**Materials provided:**
· · ·

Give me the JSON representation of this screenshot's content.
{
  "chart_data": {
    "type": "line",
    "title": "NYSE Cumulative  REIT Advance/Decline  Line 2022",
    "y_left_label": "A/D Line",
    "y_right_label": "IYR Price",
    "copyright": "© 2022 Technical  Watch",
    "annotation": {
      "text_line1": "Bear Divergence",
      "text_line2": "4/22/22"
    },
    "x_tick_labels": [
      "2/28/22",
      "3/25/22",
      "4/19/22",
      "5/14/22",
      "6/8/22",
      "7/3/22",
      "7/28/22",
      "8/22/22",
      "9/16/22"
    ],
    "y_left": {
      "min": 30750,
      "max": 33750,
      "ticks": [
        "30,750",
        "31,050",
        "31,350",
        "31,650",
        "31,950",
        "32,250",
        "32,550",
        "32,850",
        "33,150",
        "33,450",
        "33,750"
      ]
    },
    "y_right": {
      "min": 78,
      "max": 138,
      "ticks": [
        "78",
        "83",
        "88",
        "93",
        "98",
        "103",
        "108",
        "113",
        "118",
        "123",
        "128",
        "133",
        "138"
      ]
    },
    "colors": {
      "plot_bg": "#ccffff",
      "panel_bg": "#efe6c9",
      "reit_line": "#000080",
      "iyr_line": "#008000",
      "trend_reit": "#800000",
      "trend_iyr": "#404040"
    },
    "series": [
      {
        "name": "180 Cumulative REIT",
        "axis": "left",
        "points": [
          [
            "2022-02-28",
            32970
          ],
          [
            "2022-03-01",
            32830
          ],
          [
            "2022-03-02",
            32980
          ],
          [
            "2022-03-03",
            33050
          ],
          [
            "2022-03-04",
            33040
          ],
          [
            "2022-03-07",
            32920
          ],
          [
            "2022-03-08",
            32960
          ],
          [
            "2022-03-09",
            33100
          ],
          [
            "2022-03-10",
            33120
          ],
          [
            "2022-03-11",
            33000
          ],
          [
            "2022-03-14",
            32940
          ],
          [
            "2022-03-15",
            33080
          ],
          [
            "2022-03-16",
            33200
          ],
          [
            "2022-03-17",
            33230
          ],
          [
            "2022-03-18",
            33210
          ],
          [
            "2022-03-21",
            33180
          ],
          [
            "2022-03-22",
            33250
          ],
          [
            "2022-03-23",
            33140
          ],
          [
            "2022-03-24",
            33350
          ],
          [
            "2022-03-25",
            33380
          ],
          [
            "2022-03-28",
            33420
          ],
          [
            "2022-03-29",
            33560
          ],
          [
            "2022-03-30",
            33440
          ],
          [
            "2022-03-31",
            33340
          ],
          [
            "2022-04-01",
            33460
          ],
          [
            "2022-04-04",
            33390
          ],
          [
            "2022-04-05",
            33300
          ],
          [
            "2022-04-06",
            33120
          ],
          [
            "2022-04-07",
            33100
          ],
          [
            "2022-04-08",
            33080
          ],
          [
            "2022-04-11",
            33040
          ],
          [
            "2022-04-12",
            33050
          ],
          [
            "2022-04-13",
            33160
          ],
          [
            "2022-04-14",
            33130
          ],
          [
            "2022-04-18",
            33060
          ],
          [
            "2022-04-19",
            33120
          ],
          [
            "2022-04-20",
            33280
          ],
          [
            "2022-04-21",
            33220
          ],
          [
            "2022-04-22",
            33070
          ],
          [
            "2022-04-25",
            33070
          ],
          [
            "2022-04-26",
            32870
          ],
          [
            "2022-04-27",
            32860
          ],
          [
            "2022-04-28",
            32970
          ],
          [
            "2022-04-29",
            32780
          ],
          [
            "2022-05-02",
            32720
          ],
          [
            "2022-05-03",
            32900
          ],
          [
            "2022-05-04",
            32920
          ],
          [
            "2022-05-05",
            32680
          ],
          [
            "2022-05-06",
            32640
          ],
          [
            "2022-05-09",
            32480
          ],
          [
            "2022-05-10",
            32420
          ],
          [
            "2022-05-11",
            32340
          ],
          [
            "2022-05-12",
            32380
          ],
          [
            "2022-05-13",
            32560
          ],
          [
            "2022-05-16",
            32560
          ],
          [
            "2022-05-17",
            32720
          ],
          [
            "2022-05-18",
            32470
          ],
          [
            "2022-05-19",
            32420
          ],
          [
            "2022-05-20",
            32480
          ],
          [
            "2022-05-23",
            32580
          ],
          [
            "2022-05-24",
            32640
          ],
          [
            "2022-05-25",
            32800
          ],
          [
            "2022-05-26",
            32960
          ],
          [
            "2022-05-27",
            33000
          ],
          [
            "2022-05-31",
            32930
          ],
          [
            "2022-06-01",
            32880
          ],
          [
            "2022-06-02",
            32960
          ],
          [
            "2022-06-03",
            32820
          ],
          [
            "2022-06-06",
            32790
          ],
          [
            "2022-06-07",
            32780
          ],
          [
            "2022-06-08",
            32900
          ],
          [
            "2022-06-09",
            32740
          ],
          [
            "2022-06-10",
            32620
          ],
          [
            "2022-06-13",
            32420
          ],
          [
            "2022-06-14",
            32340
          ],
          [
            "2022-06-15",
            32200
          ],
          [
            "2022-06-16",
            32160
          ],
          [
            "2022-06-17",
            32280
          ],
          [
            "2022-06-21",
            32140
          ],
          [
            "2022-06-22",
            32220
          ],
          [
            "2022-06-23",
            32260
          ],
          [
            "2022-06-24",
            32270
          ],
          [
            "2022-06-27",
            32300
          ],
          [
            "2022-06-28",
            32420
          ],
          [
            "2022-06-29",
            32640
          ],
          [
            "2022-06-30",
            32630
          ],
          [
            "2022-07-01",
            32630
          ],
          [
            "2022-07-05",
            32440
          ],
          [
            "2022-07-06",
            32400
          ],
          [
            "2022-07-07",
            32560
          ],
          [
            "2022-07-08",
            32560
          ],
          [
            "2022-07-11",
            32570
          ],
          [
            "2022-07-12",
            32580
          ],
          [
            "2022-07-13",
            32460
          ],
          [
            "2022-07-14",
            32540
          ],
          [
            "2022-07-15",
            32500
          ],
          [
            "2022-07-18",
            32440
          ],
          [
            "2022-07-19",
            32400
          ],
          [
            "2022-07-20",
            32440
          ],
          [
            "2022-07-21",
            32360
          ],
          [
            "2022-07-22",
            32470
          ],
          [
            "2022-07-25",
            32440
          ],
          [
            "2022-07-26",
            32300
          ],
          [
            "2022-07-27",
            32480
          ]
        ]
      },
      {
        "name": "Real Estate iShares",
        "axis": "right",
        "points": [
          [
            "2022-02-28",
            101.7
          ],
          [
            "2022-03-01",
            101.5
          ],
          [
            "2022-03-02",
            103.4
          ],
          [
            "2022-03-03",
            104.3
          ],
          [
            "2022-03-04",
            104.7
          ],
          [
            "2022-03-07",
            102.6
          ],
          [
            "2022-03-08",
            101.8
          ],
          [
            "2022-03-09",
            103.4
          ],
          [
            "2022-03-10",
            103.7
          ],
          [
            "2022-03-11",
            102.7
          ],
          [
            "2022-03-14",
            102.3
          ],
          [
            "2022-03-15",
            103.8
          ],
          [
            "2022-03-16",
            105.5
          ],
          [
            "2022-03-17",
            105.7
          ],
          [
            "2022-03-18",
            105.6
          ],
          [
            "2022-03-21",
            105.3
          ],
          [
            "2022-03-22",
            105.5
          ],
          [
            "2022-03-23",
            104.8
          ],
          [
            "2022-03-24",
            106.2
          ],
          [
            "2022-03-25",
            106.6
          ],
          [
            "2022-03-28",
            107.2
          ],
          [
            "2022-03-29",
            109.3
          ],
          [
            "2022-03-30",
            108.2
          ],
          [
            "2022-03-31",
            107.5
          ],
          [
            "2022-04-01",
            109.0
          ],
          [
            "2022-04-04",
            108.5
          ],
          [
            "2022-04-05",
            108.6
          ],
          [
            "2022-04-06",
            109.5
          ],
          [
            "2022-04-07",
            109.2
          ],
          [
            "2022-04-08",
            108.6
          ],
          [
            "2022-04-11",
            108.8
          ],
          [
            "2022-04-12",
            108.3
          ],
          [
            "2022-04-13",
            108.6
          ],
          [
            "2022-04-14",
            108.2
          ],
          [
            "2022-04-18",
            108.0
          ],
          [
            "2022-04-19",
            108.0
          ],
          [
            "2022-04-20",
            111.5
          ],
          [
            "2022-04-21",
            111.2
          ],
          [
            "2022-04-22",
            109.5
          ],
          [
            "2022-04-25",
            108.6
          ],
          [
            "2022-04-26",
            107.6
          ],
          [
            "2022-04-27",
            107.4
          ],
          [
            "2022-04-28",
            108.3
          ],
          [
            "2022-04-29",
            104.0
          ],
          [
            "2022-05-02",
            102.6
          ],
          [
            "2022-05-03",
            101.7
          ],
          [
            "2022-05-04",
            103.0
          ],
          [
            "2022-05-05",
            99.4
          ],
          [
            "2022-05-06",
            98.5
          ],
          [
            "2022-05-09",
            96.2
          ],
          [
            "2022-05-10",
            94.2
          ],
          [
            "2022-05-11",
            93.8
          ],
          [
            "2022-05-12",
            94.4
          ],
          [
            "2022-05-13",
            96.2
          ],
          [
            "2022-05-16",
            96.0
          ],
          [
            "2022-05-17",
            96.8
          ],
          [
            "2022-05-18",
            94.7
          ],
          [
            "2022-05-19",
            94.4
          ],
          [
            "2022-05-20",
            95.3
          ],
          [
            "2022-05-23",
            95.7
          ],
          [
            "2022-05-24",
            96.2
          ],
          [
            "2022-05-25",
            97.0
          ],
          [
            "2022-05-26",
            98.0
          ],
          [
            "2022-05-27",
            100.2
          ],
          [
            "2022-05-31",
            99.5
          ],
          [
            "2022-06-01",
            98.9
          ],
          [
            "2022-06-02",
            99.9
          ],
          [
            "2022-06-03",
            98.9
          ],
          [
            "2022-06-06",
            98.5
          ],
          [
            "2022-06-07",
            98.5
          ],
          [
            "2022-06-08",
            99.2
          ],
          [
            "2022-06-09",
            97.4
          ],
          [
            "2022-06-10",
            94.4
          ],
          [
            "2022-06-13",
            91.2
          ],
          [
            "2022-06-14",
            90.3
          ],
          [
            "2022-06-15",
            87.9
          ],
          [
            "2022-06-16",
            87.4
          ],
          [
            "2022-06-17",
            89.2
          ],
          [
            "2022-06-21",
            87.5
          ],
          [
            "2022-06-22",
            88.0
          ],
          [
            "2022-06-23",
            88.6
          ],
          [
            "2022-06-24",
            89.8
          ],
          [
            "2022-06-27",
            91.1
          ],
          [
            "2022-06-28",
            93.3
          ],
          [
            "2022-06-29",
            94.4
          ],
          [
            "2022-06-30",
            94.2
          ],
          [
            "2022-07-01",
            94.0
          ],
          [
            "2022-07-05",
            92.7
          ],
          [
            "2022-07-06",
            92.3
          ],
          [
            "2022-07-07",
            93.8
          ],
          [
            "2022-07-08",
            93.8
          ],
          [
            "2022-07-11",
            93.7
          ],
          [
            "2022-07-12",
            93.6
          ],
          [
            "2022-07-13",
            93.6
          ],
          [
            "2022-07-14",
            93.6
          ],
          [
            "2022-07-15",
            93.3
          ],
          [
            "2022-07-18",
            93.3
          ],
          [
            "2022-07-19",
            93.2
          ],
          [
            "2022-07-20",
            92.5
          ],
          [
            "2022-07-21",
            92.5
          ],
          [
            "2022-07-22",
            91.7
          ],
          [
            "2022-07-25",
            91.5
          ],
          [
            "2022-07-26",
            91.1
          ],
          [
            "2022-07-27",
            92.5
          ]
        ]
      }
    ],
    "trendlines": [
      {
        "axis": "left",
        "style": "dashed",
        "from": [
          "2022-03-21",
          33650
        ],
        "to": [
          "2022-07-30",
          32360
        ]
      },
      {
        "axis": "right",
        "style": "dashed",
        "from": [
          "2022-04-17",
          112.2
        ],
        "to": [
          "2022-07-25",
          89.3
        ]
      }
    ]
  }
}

· · ·

**The task:**
Search the material above for "name". Pull out each line where it shows up.

**Result:**
        "name": "180 Cumulative REIT",
        "name": "Real Estate iShares",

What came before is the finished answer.